[RECORDS FOR THE TASK start]

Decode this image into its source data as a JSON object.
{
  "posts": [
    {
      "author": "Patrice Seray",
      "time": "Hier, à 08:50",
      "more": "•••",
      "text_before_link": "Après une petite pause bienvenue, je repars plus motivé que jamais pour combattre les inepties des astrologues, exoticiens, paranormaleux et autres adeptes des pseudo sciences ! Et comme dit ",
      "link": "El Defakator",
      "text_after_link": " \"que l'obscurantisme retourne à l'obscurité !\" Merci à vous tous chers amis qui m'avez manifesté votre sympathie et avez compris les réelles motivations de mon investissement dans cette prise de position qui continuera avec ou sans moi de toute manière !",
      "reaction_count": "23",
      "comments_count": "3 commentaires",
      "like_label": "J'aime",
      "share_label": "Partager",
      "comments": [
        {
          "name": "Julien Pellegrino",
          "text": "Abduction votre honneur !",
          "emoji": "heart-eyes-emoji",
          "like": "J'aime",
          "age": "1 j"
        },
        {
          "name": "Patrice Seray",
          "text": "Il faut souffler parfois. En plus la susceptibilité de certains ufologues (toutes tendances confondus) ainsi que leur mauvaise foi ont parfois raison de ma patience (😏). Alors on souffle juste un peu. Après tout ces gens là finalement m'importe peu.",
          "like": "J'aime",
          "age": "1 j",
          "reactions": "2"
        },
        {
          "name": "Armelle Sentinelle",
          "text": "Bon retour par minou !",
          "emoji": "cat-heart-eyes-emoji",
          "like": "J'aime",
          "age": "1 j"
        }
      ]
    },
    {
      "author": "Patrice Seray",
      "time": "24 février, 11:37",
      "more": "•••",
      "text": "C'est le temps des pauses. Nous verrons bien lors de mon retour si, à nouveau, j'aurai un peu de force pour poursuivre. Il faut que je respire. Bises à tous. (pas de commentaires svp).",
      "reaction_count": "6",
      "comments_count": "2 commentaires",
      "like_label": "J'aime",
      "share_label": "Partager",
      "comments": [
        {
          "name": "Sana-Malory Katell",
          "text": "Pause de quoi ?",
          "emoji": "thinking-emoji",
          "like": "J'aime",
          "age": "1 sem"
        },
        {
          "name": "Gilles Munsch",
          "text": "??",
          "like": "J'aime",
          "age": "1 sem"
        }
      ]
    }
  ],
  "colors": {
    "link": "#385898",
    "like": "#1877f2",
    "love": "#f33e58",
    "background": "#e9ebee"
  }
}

[RECORDS FOR THE TASK end]

=== WRITTEN TASK ===
From the listing above, collect each line in which the string "time" appears.

=== RESPONSE TO THIS TASK ===
      "time": "Hier, à 08:50",
      "time": "24 février, 11:37",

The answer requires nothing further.